» What is expected
Search the data for the word "WORLD". Reproduce every line where it is found.
──────
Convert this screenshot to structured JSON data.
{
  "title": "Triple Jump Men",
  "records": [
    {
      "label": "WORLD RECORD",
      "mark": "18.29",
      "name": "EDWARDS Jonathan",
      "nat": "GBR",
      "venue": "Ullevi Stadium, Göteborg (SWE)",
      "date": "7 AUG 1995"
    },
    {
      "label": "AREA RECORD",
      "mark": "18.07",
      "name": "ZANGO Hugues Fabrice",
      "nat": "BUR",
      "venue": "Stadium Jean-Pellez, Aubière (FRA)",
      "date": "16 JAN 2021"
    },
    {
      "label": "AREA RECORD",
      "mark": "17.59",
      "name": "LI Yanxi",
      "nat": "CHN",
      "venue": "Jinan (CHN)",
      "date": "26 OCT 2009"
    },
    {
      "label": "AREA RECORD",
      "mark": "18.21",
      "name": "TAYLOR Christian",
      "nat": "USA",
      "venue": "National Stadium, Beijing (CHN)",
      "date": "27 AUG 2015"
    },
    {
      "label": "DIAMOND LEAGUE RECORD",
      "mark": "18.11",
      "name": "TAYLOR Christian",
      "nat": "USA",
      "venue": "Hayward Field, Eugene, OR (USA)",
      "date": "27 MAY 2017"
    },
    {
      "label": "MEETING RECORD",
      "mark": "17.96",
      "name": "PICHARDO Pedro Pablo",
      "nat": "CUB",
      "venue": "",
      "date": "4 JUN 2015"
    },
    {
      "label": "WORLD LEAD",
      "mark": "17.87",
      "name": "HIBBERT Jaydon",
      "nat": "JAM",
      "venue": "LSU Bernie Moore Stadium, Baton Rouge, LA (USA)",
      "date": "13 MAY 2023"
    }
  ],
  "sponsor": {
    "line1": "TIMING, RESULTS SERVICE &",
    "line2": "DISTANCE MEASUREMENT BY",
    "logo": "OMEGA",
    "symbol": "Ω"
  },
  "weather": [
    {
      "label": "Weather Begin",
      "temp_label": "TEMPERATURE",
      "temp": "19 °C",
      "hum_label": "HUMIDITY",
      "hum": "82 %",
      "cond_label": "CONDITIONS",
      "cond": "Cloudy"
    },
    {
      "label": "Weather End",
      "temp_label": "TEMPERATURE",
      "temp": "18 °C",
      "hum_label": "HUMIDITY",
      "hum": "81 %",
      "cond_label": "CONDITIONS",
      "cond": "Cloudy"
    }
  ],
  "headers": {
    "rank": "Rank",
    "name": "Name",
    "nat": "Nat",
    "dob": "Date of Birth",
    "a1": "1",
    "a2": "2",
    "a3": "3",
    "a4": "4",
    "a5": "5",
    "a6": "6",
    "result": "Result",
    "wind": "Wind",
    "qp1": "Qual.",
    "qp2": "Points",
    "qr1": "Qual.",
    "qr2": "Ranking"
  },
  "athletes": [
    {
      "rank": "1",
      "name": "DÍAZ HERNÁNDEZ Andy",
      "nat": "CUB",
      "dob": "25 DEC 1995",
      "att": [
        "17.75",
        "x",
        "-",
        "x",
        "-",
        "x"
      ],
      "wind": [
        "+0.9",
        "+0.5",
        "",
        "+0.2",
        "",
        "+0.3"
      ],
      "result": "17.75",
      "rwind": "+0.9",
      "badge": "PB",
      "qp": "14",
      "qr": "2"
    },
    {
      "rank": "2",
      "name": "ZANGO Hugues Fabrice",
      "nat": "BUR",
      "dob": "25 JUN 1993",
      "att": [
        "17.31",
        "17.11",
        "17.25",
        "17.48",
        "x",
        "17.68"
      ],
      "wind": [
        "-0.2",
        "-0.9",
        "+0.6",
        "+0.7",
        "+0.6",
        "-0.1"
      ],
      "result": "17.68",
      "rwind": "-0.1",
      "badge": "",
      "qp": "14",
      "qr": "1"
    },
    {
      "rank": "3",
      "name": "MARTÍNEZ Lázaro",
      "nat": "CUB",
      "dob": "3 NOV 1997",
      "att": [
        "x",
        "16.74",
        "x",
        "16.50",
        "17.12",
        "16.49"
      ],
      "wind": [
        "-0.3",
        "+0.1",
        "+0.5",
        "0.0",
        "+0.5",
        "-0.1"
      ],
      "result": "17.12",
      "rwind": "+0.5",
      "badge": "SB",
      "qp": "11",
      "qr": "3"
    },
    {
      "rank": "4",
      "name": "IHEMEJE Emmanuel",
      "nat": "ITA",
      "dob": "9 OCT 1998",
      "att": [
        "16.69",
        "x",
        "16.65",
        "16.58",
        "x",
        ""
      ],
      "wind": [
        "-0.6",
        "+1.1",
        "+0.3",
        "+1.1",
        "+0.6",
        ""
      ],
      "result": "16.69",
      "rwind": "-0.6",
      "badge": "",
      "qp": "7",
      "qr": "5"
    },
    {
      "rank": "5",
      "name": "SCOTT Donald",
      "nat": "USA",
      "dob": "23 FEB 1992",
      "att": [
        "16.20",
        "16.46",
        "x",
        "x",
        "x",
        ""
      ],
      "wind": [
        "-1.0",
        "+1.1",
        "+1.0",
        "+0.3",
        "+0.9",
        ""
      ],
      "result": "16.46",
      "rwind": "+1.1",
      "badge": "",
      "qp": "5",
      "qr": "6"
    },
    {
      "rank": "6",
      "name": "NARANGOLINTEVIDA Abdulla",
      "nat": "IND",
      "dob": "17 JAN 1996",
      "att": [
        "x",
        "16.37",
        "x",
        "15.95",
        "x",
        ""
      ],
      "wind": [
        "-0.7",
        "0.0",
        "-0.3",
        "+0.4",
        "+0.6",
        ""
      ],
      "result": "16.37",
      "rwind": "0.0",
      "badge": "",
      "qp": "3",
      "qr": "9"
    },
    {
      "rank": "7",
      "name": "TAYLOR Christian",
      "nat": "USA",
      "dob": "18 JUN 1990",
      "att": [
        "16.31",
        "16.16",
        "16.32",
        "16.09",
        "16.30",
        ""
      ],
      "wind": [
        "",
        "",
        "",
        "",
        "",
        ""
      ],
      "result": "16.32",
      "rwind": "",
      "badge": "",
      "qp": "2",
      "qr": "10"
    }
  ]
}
──────
» Response to this task
      "label": "WORLD RECORD",
      "label": "WORLD LEAD",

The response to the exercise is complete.